═══ AANGELEVERD FRAGMENT
Civiel recht - arbeidsrecht
Lesweek 1 – kwalificatie van de arbeidsovereenkomst en flexibele arbeidsrelaties
Hoofdstuk 1 m.u.v. §1.4 t/m §1.4.5, hoofdstuk 2 m.u.v. §2.4 t/m §2.4.3, hoofdstuk 3
m.u.v. §3.7, hoofdstuk 7 §7.1 t/m §7.1.7 en hoofdstuk 10 §10.2.1 t/m §10.2.6
Drie verschillende overeenkomsten
Er zijn drie verschillende soorten overeenkomsten waarbij werk wordt verricht en er een
betaling wordt uitgevoerd. Dit is een gesloten systeem. De volgende drie soorten
overeenkomsten zijn er:
1. Arbeidsovereenkomst, artikel 7:610 BW
2. Aanneming van werk, artikel 7:750 BW
3. Overeenkomst van opdracht, artikel 7:400 BW
Arbeidsovereenkomst
Artikel 7:610 BW noemt de kenmerken van de arbeidsovereenkomst.
══════
Haal uit de tekst over arbeidsrecht woordelijk het stuk dat begint bij "Civiel recht - arbeidsrecht" en eindigt bij "van de arbeidsovereenkomst.". Baseer je antwoord alleen op de tekst over arbeidsrecht.
═══ FRAGMENT UIT DATASET
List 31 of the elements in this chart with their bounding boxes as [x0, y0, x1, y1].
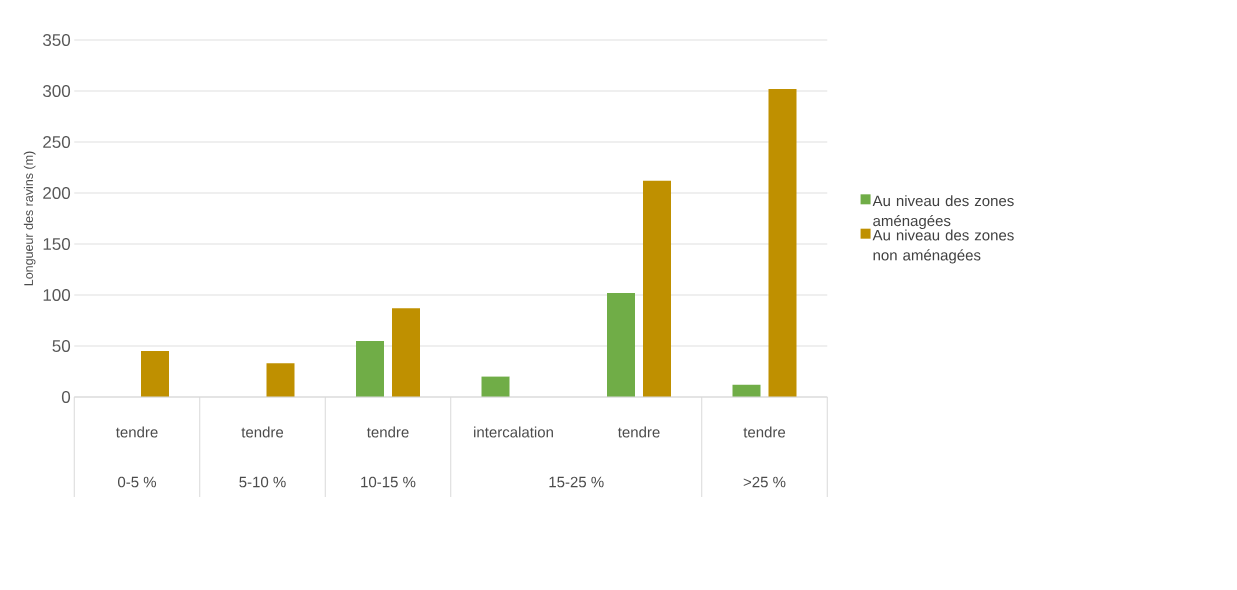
══════
VOLLEDIG ANTWOORD:
Civiel recht - arbeidsrecht
Lesweek 1 – kwalificatie van de arbeidsovereenkomst en flexibele arbeidsrelaties
Hoofdstuk 1 m.u.v. §1.4 t/m §1.4.5, hoofdstuk 2 m.u.v. §2.4 t/m §2.4.3, hoofdstuk 3
m.u.v. §3.7, hoofdstuk 7 §7.1 t/m §7.1.7 en hoofdstuk 10 §10.2.1 t/m §10.2.6
Drie verschillende overeenkomsten
Er zijn drie verschillende soorten overeenkomsten waarbij werk wordt verricht en er een
betaling wordt uitgevoerd. Dit is een gesloten systeem. De volgende drie soorten
overeenkomsten zijn er:
1. Arbeidsovereenkomst, artikel 7:610 BW
2. Aanneming van werk, artikel 7:750 BW
3. Overeenkomst van opdracht, artikel 7:400 BW
Arbeidsovereenkomst
Artikel 7:610 BW noemt de kenmerken van de arbeidsovereenkomst.